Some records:
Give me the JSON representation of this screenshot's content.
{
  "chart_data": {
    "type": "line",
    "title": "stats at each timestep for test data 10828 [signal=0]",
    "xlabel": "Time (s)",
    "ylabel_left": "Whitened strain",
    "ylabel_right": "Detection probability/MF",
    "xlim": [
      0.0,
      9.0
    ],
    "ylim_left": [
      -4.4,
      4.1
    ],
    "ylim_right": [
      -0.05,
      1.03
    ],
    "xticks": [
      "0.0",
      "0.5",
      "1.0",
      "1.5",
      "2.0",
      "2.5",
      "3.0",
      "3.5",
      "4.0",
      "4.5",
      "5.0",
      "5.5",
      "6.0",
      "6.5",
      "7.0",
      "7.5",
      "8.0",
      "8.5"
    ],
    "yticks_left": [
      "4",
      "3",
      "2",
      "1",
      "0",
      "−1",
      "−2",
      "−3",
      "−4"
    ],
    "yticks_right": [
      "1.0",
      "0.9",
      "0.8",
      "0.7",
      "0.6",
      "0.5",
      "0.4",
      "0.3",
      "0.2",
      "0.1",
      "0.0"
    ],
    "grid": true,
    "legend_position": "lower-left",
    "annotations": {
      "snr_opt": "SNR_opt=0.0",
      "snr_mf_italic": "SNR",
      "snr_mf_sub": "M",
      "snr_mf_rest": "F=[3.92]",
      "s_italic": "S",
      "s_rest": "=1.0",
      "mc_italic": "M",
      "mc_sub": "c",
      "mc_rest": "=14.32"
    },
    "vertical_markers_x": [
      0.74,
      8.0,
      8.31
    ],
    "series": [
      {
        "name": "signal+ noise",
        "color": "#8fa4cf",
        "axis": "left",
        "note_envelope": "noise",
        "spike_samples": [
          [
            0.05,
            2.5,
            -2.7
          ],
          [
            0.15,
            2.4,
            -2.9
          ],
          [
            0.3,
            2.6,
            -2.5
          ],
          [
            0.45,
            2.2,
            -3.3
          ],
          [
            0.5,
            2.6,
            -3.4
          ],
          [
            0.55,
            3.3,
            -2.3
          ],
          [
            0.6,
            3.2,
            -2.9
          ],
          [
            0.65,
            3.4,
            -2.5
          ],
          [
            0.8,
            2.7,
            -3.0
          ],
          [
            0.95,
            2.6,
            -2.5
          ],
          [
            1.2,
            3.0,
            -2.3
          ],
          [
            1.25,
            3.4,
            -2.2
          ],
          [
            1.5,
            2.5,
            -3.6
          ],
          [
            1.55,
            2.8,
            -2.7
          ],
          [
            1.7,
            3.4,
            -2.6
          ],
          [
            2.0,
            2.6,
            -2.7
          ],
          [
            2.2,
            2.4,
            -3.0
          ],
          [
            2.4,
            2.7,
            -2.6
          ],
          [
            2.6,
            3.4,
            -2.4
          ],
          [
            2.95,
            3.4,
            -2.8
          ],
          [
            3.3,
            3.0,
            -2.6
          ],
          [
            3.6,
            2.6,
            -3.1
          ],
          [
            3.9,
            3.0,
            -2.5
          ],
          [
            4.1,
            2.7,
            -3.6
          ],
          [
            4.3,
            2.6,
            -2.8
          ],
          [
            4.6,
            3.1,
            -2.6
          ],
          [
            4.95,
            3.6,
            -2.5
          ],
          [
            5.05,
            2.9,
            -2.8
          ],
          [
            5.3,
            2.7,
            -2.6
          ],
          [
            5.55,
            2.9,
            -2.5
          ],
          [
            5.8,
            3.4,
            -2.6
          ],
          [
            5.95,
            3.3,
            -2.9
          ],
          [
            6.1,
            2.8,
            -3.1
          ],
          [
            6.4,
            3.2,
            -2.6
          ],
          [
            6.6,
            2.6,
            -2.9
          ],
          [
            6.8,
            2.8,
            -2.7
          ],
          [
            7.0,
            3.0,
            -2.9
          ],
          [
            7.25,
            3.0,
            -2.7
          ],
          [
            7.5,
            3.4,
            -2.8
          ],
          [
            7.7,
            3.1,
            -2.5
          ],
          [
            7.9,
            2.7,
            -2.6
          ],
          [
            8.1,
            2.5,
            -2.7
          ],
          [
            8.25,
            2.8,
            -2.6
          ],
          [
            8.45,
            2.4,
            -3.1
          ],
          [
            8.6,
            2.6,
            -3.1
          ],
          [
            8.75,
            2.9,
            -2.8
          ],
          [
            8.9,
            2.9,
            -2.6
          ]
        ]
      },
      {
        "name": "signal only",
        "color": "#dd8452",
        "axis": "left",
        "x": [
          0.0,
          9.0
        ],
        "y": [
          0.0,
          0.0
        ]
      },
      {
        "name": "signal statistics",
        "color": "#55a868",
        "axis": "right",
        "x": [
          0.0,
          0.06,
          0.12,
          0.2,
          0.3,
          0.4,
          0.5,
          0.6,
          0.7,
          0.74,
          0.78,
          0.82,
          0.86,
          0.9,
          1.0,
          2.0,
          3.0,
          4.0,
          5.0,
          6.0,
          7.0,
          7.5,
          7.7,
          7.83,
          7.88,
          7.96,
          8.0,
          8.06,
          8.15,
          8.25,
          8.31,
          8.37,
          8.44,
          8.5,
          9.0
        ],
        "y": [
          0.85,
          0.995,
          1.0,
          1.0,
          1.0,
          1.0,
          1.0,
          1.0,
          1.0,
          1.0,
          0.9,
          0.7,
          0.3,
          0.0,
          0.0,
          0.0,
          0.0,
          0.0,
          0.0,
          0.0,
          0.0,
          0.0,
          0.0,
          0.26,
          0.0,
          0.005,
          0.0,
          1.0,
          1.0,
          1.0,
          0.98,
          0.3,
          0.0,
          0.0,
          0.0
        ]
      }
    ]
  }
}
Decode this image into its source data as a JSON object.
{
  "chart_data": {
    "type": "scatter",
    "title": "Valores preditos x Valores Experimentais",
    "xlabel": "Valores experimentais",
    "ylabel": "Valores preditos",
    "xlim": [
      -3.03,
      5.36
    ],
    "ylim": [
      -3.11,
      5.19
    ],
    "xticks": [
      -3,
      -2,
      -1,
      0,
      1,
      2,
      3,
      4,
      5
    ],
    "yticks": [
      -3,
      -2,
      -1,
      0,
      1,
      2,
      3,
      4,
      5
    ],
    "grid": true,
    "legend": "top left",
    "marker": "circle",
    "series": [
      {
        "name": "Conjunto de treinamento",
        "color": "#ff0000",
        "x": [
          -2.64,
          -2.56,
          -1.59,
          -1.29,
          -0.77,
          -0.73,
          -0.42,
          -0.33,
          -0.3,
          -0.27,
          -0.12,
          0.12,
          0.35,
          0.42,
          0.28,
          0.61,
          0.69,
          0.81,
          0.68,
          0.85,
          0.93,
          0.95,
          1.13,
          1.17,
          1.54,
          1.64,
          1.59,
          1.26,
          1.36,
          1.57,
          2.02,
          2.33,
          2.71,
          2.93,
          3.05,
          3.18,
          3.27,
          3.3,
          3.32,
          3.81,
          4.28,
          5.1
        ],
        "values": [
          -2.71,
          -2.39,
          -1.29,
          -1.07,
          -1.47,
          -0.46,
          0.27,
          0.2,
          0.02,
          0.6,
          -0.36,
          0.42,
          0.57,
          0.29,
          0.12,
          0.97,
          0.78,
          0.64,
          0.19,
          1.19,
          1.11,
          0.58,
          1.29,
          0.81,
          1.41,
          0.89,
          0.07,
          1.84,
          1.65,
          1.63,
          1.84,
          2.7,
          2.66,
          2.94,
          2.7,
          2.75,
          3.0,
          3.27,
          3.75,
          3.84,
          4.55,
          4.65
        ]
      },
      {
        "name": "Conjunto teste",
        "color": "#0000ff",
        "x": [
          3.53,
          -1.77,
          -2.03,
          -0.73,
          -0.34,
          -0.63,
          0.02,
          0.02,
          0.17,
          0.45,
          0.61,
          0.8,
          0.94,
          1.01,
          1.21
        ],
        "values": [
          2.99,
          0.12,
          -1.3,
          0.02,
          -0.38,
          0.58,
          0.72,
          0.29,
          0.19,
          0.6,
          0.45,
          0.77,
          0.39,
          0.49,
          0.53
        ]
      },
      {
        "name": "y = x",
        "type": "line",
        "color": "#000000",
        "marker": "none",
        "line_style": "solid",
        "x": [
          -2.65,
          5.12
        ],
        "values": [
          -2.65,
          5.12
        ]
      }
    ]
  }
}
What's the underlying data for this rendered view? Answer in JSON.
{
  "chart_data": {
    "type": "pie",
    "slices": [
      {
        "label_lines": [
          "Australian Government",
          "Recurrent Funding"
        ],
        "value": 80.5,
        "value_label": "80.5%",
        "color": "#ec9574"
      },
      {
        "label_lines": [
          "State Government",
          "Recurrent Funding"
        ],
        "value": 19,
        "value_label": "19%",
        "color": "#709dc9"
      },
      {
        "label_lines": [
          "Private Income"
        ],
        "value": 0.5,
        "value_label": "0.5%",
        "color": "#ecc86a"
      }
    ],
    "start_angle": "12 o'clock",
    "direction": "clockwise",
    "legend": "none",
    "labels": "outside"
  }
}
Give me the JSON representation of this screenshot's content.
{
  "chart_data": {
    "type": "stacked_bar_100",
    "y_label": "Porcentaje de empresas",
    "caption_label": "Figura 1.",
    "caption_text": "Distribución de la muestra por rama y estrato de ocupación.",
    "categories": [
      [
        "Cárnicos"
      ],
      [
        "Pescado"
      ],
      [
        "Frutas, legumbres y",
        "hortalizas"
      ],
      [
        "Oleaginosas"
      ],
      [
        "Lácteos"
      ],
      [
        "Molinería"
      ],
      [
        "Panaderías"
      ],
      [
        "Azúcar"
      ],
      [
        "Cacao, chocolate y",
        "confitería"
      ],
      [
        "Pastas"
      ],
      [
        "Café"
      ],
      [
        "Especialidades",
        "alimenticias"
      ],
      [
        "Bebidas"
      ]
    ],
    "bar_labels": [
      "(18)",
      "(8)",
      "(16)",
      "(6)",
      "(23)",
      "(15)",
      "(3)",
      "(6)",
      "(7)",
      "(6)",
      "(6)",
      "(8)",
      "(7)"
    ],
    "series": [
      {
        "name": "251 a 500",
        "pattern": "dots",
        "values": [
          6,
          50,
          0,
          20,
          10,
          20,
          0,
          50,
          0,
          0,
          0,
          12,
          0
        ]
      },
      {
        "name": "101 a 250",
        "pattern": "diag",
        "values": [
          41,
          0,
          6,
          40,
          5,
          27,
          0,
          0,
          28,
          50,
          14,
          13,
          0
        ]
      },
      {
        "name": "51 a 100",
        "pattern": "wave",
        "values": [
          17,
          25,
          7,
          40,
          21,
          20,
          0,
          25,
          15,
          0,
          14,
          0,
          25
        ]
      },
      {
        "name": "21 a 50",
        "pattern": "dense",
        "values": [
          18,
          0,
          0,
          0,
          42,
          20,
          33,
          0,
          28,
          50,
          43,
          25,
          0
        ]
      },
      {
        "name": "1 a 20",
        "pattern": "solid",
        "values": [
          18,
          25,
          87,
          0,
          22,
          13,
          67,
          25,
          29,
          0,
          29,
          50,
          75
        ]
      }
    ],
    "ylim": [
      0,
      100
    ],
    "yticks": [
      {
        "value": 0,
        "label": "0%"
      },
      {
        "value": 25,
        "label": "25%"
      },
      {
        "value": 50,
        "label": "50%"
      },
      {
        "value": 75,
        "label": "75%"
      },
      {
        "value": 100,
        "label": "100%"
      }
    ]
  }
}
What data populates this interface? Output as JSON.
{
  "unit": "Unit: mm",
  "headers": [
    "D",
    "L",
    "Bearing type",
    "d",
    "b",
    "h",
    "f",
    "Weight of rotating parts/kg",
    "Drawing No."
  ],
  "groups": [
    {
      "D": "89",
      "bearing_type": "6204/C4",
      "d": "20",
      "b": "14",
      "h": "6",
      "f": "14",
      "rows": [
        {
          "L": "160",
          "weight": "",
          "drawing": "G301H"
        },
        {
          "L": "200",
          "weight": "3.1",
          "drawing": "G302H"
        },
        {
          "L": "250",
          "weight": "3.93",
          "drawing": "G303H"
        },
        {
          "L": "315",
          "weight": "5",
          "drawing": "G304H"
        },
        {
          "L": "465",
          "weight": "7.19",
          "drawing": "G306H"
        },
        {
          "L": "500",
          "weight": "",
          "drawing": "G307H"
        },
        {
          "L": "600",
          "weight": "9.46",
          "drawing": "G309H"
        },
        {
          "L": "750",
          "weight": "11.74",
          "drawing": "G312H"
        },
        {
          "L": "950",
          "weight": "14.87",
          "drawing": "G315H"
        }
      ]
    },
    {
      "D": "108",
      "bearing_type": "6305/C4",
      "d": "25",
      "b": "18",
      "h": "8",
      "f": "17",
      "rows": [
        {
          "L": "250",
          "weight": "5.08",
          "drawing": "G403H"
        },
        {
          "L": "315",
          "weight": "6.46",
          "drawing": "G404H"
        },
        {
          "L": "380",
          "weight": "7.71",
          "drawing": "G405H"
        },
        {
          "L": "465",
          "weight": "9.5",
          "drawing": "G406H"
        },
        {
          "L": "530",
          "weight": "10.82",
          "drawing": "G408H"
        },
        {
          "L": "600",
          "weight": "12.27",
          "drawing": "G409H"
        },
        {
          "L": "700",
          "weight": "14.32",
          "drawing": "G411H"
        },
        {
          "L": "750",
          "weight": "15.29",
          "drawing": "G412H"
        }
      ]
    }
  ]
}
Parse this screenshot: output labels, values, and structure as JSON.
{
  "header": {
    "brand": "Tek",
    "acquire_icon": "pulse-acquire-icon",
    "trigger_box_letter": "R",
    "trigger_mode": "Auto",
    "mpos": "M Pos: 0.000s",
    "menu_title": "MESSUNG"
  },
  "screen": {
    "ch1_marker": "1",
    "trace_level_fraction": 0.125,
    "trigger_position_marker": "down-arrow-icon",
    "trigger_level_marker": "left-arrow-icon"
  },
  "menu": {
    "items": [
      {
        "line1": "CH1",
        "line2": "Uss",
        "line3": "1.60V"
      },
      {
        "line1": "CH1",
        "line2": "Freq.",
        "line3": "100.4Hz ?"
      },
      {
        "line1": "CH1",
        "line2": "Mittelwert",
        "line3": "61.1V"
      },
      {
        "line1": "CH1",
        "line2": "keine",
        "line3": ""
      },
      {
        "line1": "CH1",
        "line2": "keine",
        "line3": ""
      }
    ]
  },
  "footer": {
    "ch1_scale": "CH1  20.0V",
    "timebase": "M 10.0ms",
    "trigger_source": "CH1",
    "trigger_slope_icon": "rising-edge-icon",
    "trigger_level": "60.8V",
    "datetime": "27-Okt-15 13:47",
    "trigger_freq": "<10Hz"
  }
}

§ **INSTRUCTIONS TO FOLLOW**
Among the lines of the material above, how many include the string "noise"? Report only that number.

§ **THE OUTPUT**
2